— MATERIAL —
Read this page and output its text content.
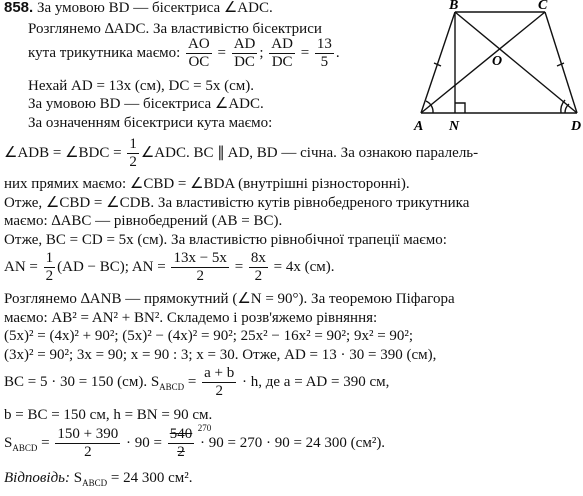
B	C
O
A N	D
858. За умовою BD — бісектриса ∠ADC.
Розглянемо ∆ADC. За властивістю бісектриси
кута трикутника маємо: $\frac{AO}{OC} = \frac{AD}{DC}$ ; $\frac{AD}{DC} = \frac{13}{5}$ .
Нехай AD = 13x (см), DC = 5x (см).
За умовою BD — бісектриса ∠ADC.
За означенням бісектриси кута маємо:
∠ADB = ∠BDC = $\frac{1}{2}$ ∠ADC. BC ∥ AD, BD — січна. За ознакою паралель-
них прямих маємо: ∠CBD = ∠BDA (внутрішні різносторонні).
Отже, ∠CBD = ∠CDB. За властивістю кутів рівнобедреного трикутника
маємо: ∆ABC — рівнобедрений (AB = BC).
Отже, BC = CD = 5x (см). За властивістю рівнобічної трапеції маємо:
AN = $\frac{1}{2} (AD - BC)$; AN = $\frac{13x - 5x}{2} = \frac{8x}{2} = 4x$ (см).
Розглянемо ∆ANB — прямокутний (∠N = 90°). За теоремою Піфагора
маємо: AB² = AN² + BN². Складемо і розв'яжемо рівняння:
(5x)² = (4x)² + 90²; (5x)² − (4x)² = 90²; 25x² − 16x² = 90²; 9x² = 90²;
(3x)² = 90²; 3x = 90; x = 90 : 3; x = 30. Отже, AD = 13 · 30 = 390 (см),
BC = 5 · 30 = 150 (см). $S_{ABCD} = \frac{a + b}{2} \cdot h$, де a = AD = 390 см,
b = BC = 150 см, h = BN = 90 см.
$S_{ABCD} = \frac{150 + 390}{2} \cdot 90 = \frac{540 270}{2} \cdot 90 = 270 \cdot 90 = 24$ 300 (см²).
Відповідь: $S_{ABCD} = 24$ 300 см².
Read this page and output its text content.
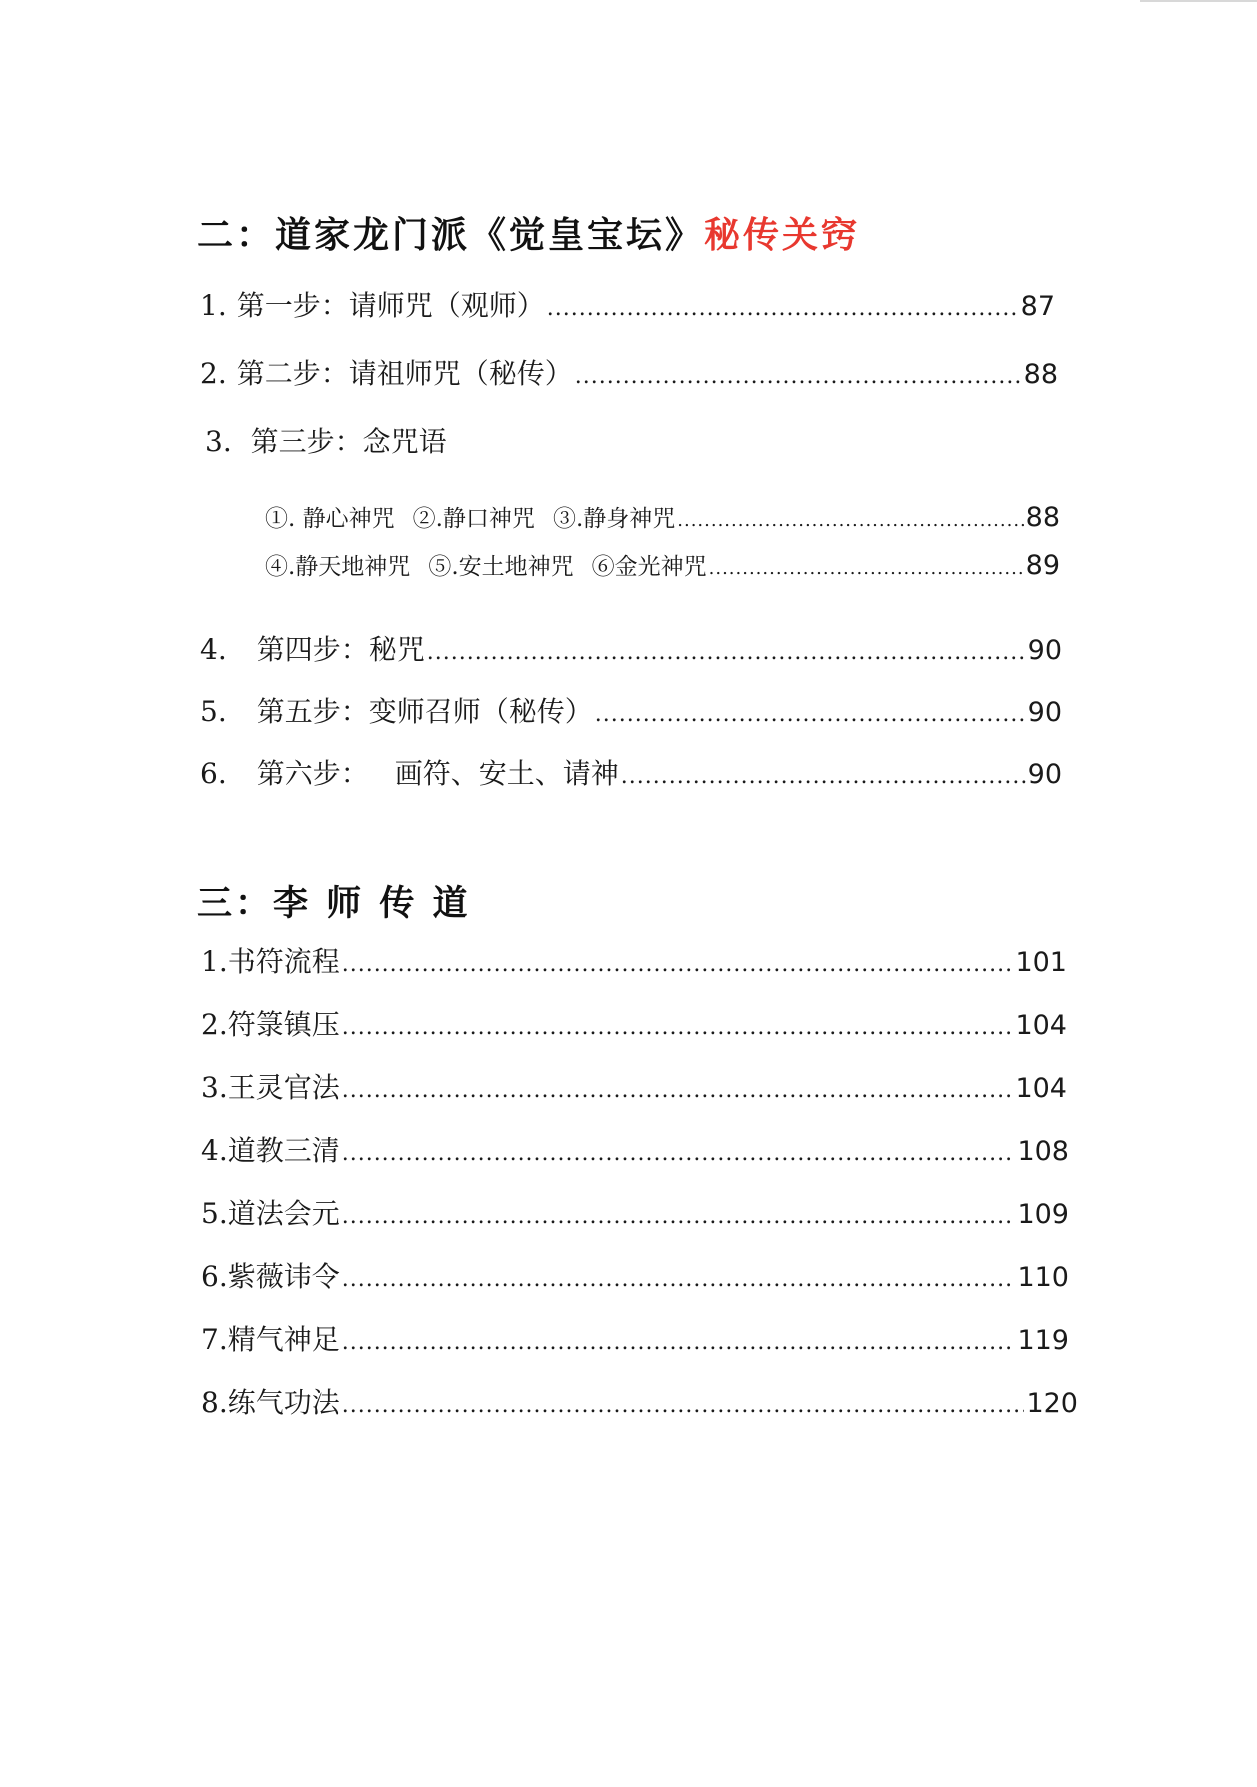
二：道家龙门派《觉皇宝坛》秘传关窍
1. 第一步：请师咒（观师） .....	87
2. 第二步：请祖师咒（秘传） .....	88
3. 第三步：念咒语
①. 静心神咒 ②.静口神咒 ③.静身神咒 .....	88
④.静天地神咒 ⑤.安土地神咒 ⑥金光神咒 .....	89
4. 第四步：秘咒 .....	90
5. 第五步：变师召师（秘传） .....	90
6. 第六步： 画符、安土、请神 .....	90
三：李 师 传 道
1.书符流程 .....	101
2.符箓镇压 .....	104
3.王灵官法 .....	104
4.道教三清 .....	108
5.道法会元 .....	109
6.紫薇讳令 .....	110
7.精气神足 .....	119
8.练气功法 .....	120
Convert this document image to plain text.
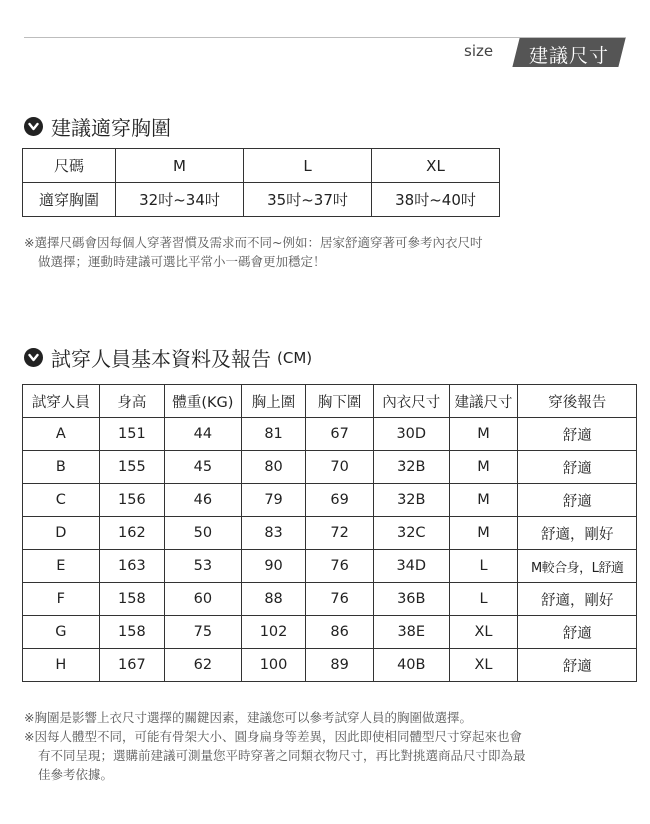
size	建議尺寸
建議適穿胸圍
尺碼	M	L	XL
適穿胸圍	32吋~34吋	35吋~37吋	38吋~40吋
※選擇尺碼會因每個人穿著習慣及需求而不同~例如：居家舒適穿著可參考內衣尺吋
做選擇；運動時建議可選比平常小一碼會更加穩定！
試穿人員基本資料及報告 (CM)
試穿人員	身高	體重(KG)	胸上圍	胸下圍	內衣尺寸	建議尺寸	穿後報告
A	151	44	81	67	30D	M	舒適
B	155	45	80	70	32B	M	舒適
C	156	46	79	69	32B	M	舒適
D	162	50	83	72	32C	M	舒適，剛好
E	163	53	90	76	34D	L	M較合身，L舒適
F	158	60	88	76	36B	L	舒適，剛好
G	158	75	102	86	38E	XL	舒適
H	167	62	100	89	40B	XL	舒適
※胸圍是影響上衣尺寸選擇的關鍵因素，建議您可以參考試穿人員的胸圍做選擇。
※因每人體型不同，可能有骨架大小、圓身扁身等差異，因此即使相同體型尺寸穿起來也會
有不同呈現；選購前建議可測量您平時穿著之同類衣物尺寸，再比對挑選商品尺寸即為最
佳參考依據。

— REQUEST —
Report every line in the data above in which the word "маємо" appears.

— ANSWER TO THIS EXERCISE —
кута трикутника маємо: $\frac{AO}{OC} = \frac{AD}{DC}$ ; $\frac{AD}{DC} = \frac{13}{5}$ .
За означенням бісектриси кута маємо:
них прямих маємо: ∠CBD = ∠BDA (внутрішні різносторонні).
маємо: ∆ABC — рівнобедрений (AB = BC).
Отже, BC = CD = 5x (см). За властивістю рівнобічної трапеції маємо:
маємо: AB² = AN² + BN². Складемо і розв'яжемо рівняння:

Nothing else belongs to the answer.